(WHAT TO WORK ON): Look through the records below and collect all lines that hold the string "various".

(SUPPLIED MATERIAL):
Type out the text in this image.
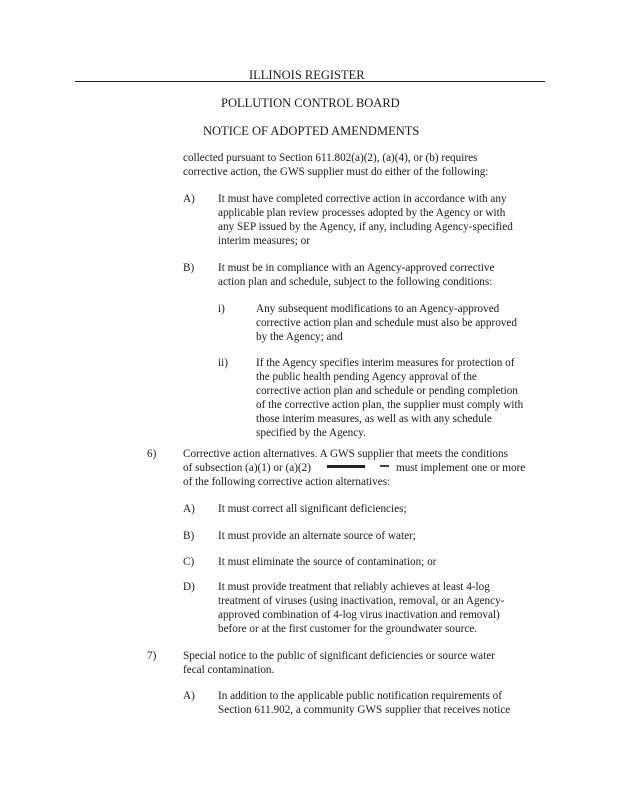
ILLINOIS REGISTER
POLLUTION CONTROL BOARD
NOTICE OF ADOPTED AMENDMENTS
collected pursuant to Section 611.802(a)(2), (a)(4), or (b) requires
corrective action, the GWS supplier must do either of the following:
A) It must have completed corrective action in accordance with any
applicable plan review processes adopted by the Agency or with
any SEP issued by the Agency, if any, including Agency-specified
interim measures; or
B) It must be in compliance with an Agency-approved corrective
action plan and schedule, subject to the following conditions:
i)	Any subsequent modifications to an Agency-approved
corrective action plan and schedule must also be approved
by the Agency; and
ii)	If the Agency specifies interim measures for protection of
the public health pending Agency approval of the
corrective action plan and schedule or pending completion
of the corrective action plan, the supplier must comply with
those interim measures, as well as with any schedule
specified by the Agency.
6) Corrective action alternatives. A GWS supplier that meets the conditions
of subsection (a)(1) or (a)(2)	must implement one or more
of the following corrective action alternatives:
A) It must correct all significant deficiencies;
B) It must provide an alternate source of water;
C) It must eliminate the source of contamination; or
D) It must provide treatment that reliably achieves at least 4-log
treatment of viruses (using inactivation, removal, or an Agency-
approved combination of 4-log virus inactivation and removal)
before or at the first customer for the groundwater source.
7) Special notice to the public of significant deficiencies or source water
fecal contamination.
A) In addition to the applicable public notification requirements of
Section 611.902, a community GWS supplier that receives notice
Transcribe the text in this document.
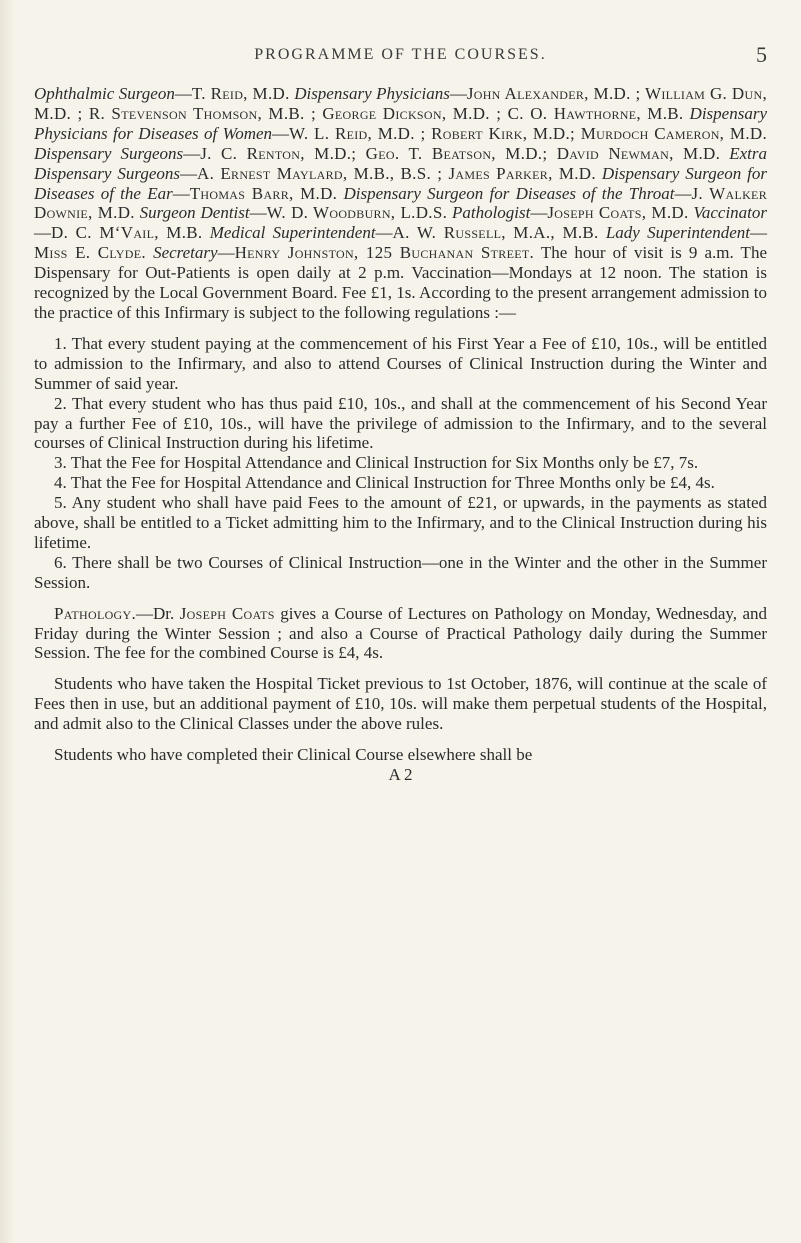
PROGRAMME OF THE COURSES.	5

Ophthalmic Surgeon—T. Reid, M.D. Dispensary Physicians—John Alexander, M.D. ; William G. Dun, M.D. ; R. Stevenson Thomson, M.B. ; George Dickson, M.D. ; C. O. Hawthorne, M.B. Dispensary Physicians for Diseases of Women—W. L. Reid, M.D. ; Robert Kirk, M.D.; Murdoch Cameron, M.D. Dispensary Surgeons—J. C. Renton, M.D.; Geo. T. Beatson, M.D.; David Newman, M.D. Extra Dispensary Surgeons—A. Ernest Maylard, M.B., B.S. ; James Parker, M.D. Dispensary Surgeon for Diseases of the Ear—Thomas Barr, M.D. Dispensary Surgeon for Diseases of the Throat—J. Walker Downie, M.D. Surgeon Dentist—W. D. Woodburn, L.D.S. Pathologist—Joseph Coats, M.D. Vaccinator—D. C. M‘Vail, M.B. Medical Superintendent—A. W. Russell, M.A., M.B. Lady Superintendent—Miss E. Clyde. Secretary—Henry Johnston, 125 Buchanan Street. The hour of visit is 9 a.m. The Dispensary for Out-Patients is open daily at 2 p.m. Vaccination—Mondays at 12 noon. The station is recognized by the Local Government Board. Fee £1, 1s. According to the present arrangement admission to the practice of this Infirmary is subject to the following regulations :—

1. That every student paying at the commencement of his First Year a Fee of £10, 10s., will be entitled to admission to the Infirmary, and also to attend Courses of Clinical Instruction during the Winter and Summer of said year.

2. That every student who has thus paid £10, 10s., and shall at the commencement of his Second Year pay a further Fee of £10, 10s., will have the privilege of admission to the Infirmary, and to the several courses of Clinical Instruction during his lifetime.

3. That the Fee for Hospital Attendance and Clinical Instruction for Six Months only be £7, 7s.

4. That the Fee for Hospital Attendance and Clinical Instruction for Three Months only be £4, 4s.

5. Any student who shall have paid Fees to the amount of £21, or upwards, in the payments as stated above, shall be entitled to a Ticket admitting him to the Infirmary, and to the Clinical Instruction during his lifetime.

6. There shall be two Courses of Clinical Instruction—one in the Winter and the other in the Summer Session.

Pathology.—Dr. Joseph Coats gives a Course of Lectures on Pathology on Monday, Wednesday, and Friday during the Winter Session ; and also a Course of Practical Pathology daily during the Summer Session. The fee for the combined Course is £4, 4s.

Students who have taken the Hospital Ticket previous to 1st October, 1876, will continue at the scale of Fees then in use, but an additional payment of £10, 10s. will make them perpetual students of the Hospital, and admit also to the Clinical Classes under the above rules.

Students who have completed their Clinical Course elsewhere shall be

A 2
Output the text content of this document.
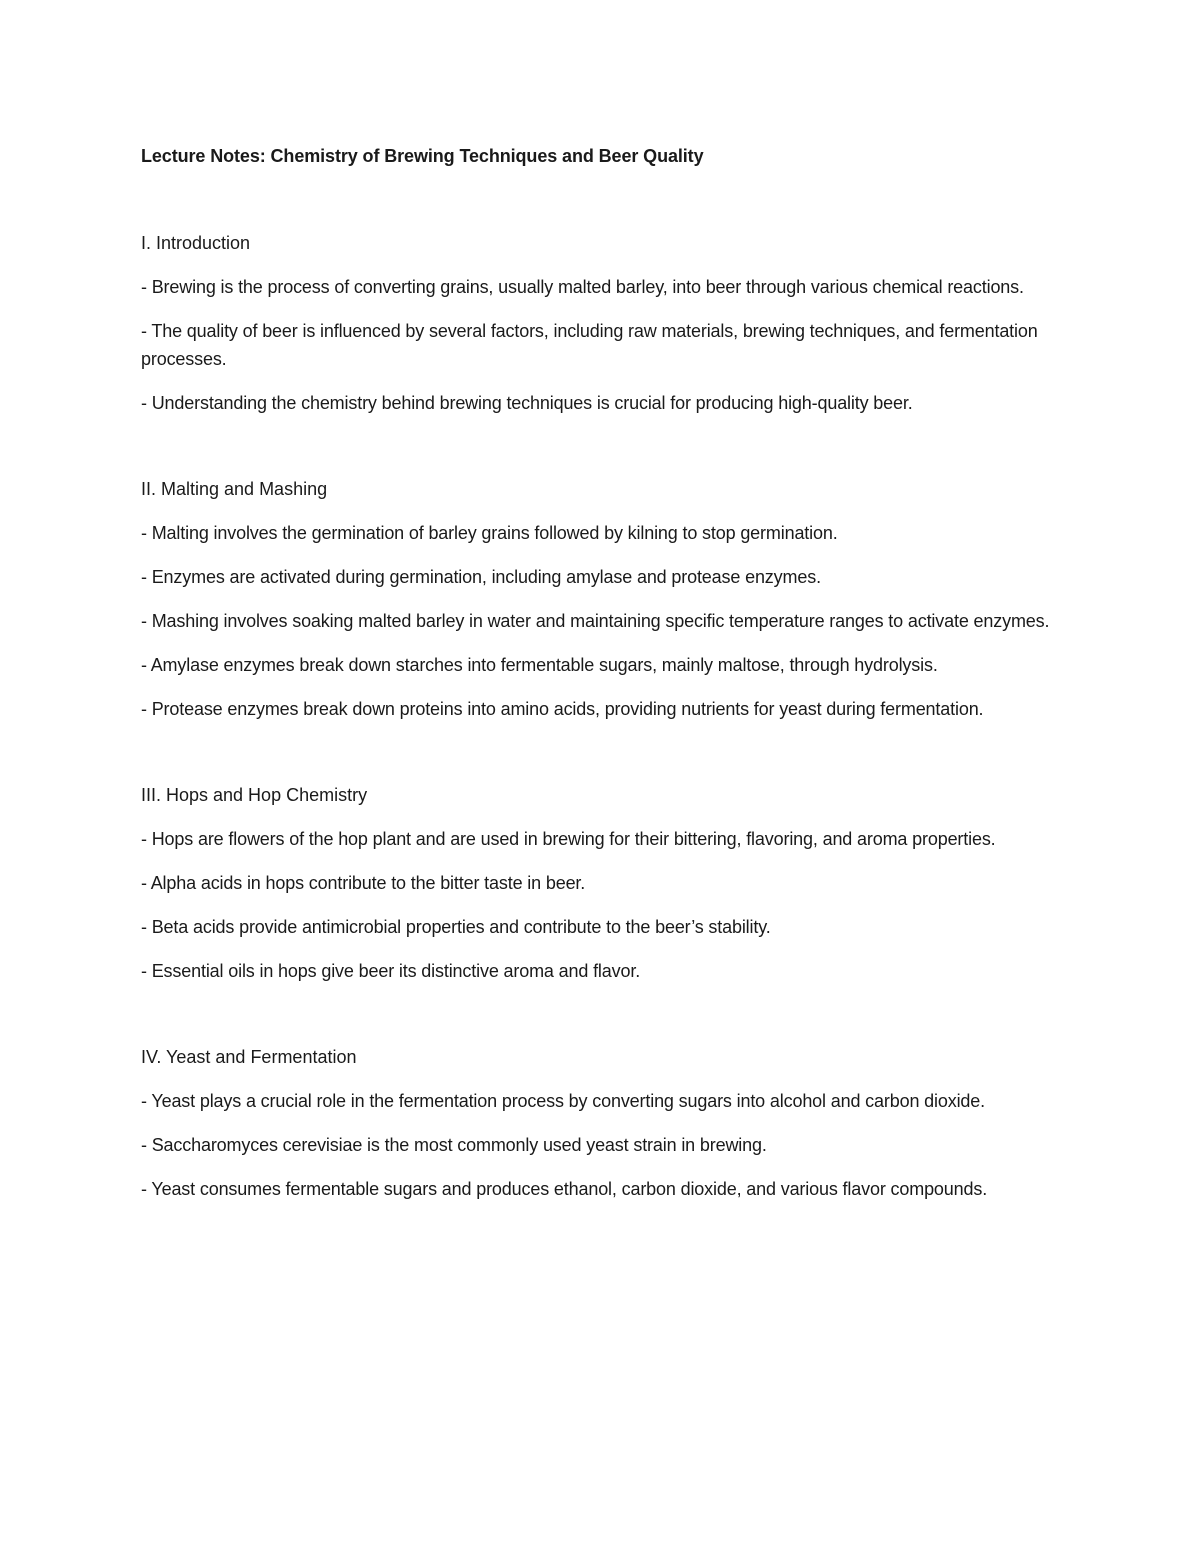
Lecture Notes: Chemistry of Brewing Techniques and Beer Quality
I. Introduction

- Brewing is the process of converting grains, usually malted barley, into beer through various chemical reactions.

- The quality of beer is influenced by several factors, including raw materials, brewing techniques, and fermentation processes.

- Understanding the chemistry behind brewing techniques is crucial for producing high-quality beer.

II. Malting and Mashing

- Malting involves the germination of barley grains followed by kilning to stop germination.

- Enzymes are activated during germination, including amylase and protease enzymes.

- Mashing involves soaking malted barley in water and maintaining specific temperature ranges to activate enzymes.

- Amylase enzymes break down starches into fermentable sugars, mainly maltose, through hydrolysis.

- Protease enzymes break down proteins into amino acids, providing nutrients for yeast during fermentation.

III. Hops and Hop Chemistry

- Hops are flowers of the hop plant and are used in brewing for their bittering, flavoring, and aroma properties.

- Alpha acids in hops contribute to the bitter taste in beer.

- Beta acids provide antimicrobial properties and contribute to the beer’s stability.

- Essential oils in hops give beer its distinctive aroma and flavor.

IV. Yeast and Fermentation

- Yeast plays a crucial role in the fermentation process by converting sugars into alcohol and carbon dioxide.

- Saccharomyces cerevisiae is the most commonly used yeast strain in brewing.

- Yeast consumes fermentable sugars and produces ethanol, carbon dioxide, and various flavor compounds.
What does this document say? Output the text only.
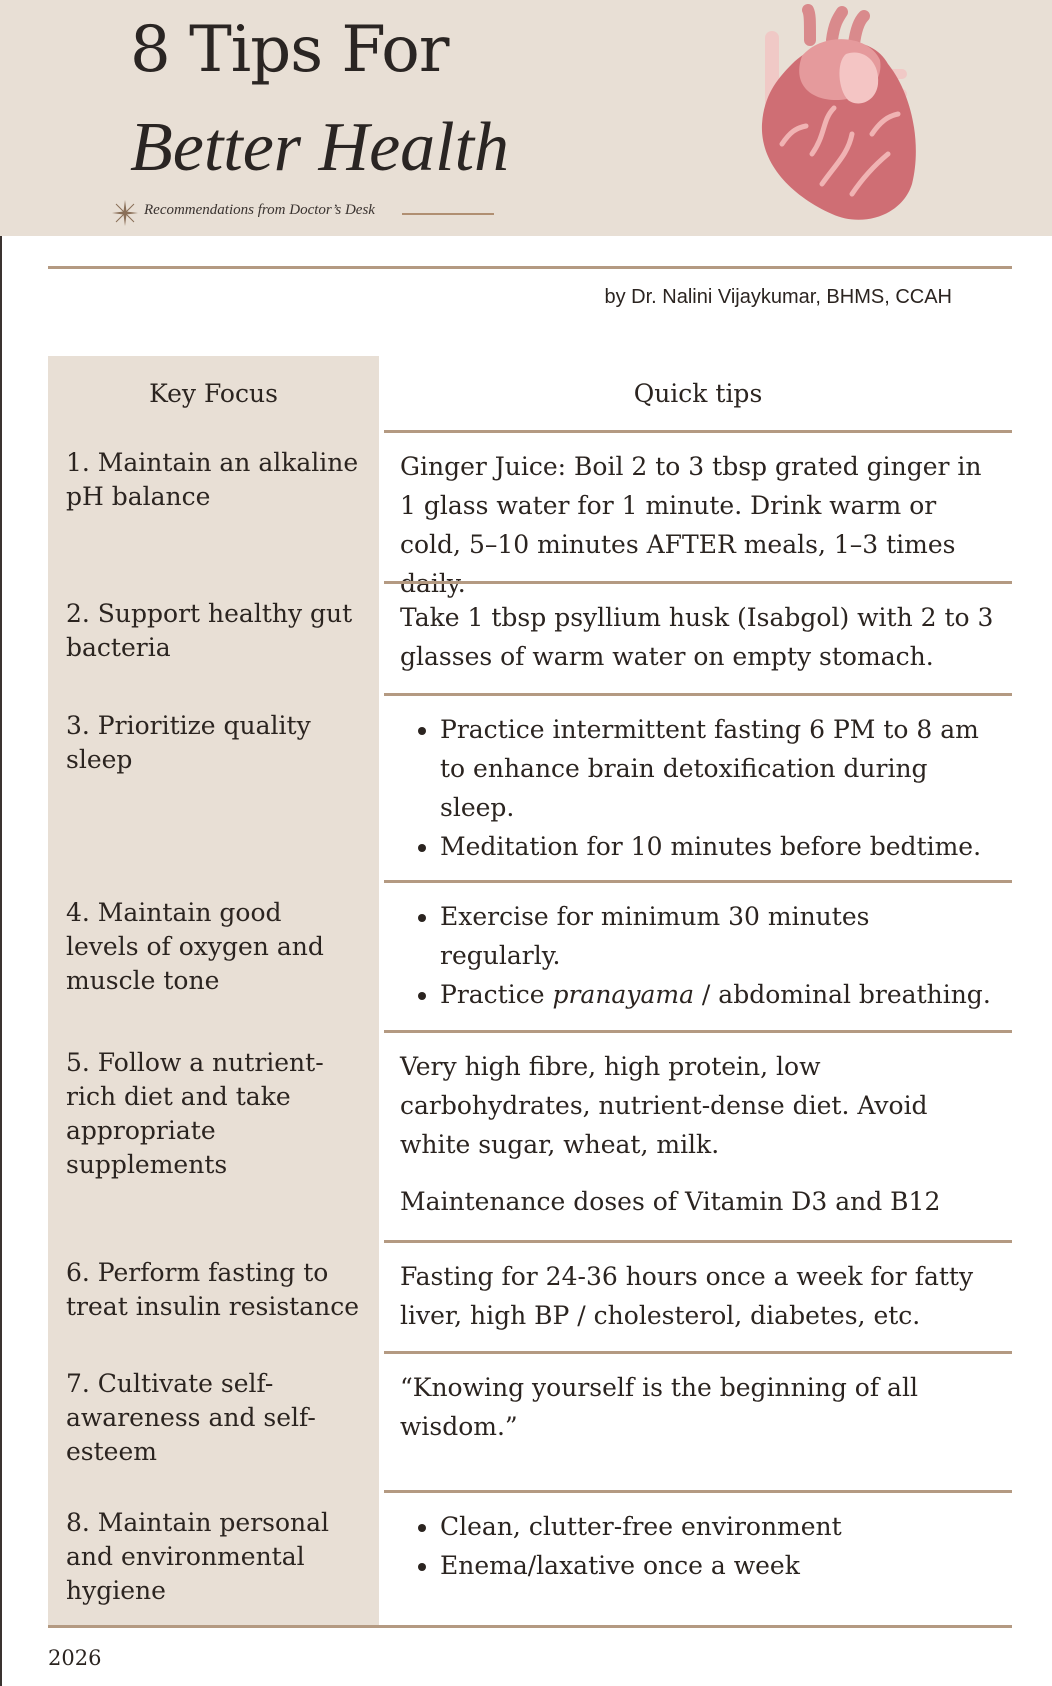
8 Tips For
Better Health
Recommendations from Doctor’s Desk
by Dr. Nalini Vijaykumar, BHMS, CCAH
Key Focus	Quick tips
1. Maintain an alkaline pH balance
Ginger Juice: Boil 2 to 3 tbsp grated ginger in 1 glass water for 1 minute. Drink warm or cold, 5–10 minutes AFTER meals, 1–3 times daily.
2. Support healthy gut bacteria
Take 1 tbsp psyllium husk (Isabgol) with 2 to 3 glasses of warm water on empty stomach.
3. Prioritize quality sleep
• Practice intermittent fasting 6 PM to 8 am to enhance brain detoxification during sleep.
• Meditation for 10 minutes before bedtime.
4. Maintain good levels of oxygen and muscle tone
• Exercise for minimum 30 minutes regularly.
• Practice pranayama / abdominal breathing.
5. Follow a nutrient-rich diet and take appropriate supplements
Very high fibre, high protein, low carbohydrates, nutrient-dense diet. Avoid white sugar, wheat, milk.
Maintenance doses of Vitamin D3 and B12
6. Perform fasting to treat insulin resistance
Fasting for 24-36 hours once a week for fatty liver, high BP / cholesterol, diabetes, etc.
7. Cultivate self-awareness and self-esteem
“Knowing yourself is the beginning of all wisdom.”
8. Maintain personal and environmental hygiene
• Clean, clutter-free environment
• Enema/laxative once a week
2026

(RESPONSE TO THE EXERCISE):
- Brewing is the process of converting grains, usually malted barley, into beer through various chemical reactions.
- Yeast consumes fermentable sugars and produces ethanol, carbon dioxide, and various flavor compounds.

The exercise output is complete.